Dataset items:

+--

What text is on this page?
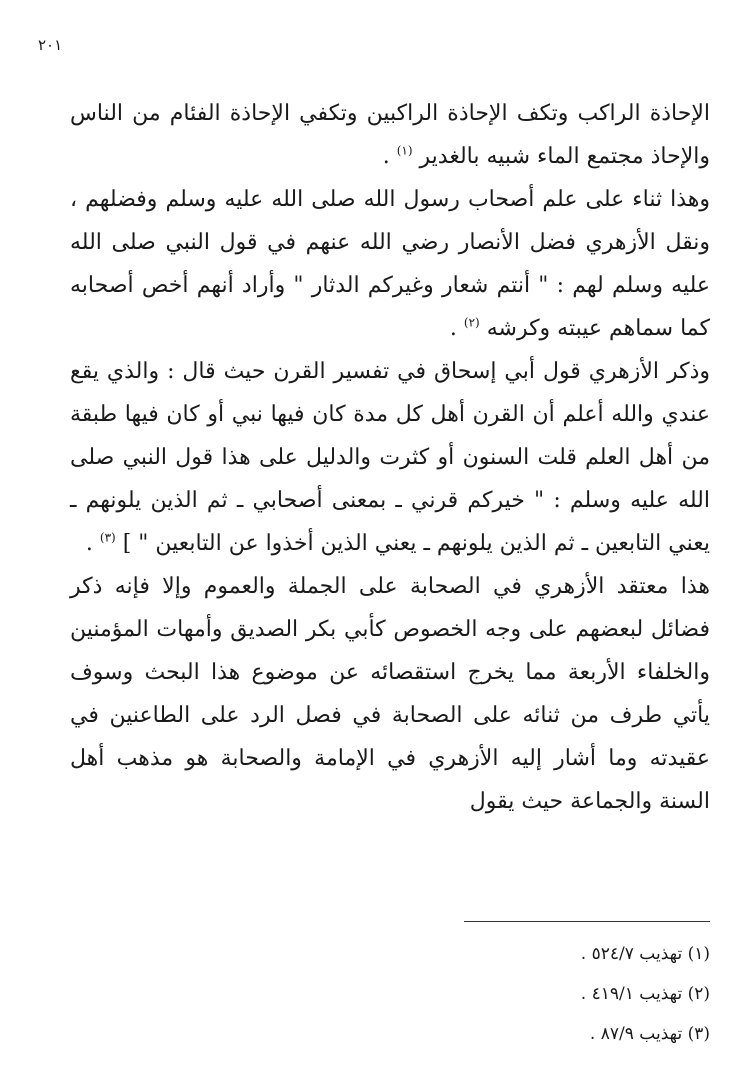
٢٠١

الإحاذة الراكب وتكف الإحاذة الراكبين وتكفي الإحاذة الفئام من الناس والإحاذ مجتمع الماء شبيه بالغدير $^{(١)}$ .

وهذا ثناء على علم أصحاب رسول الله صلى الله عليه وسلم وفضلهم ، ونقل الأزهري فضل الأنصار رضي الله عنهم في قول النبي صلى الله عليه وسلم لهم : " أنتم شعار وغيركم الدثار " وأراد أنهم أخص أصحابه كما سماهم عيبته وكرشه $^{(٢)}$ .

وذكر الأزهري قول أبي إسحاق في تفسير القرن حيث قال : والذي يقع عندي والله أعلم أن القرن أهل كل مدة كان فيها نبي أو كان فيها طبقة من أهل العلم قلت السنون أو كثرت والدليل على هذا قول النبي صلى الله عليه وسلم : " خيركم قرني ـ بمعنى أصحابي ـ ثم الذين يلونهم ـ يعني التابعين ـ ثم الذين يلونهم ـ يعني الذين أخذوا عن التابعين " ] $^{(٣)}$ .

هذا معتقد الأزهري في الصحابة على الجملة والعموم وإلا فإنه ذكر فضائل لبعضهم على وجه الخصوص كأبي بكر الصديق وأمهات المؤمنين والخلفاء الأربعة مما يخرج استقصائه عن موضوع هذا البحث وسوف يأتي طرف من ثنائه على الصحابة في فصل الرد على الطاعنين في عقيدته وما أشار إليه الأزهري في الإمامة والصحابة هو مذهب أهل السنة والجماعة حيث يقول

(١) تهذيب ٥٢٤/٧ .
(٢) تهذيب ٤١٩/١ .
(٣) تهذيب ٨٧/٩ .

+--

Repeat the material above verbatim. Leave the pictures behind.

● Worked answer:
What text is on this page?
٢٠١

الإحاذة الراكب وتكف الإحاذة الراكبين وتكفي الإحاذة الفئام من الناس والإحاذ مجتمع الماء شبيه بالغدير $^{(١)}$ .

وهذا ثناء على علم أصحاب رسول الله صلى الله عليه وسلم وفضلهم ، ونقل الأزهري فضل الأنصار رضي الله عنهم في قول النبي صلى الله عليه وسلم لهم : " أنتم شعار وغيركم الدثار " وأراد أنهم أخص أصحابه كما سماهم عيبته وكرشه $^{(٢)}$ .

وذكر الأزهري قول أبي إسحاق في تفسير القرن حيث قال : والذي يقع عندي والله أعلم أن القرن أهل كل مدة كان فيها نبي أو كان فيها طبقة من أهل العلم قلت السنون أو كثرت والدليل على هذا قول النبي صلى الله عليه وسلم : " خيركم قرني ـ بمعنى أصحابي ـ ثم الذين يلونهم ـ يعني التابعين ـ ثم الذين يلونهم ـ يعني الذين أخذوا عن التابعين " ] $^{(٣)}$ .

هذا معتقد الأزهري في الصحابة على الجملة والعموم وإلا فإنه ذكر فضائل لبعضهم على وجه الخصوص كأبي بكر الصديق وأمهات المؤمنين والخلفاء الأربعة مما يخرج استقصائه عن موضوع هذا البحث وسوف يأتي طرف من ثنائه على الصحابة في فصل الرد على الطاعنين في عقيدته وما أشار إليه الأزهري في الإمامة والصحابة هو مذهب أهل السنة والجماعة حيث يقول

(١) تهذيب ٥٢٤/٧ .
(٢) تهذيب ٤١٩/١ .
(٣) تهذيب ٨٧/٩ .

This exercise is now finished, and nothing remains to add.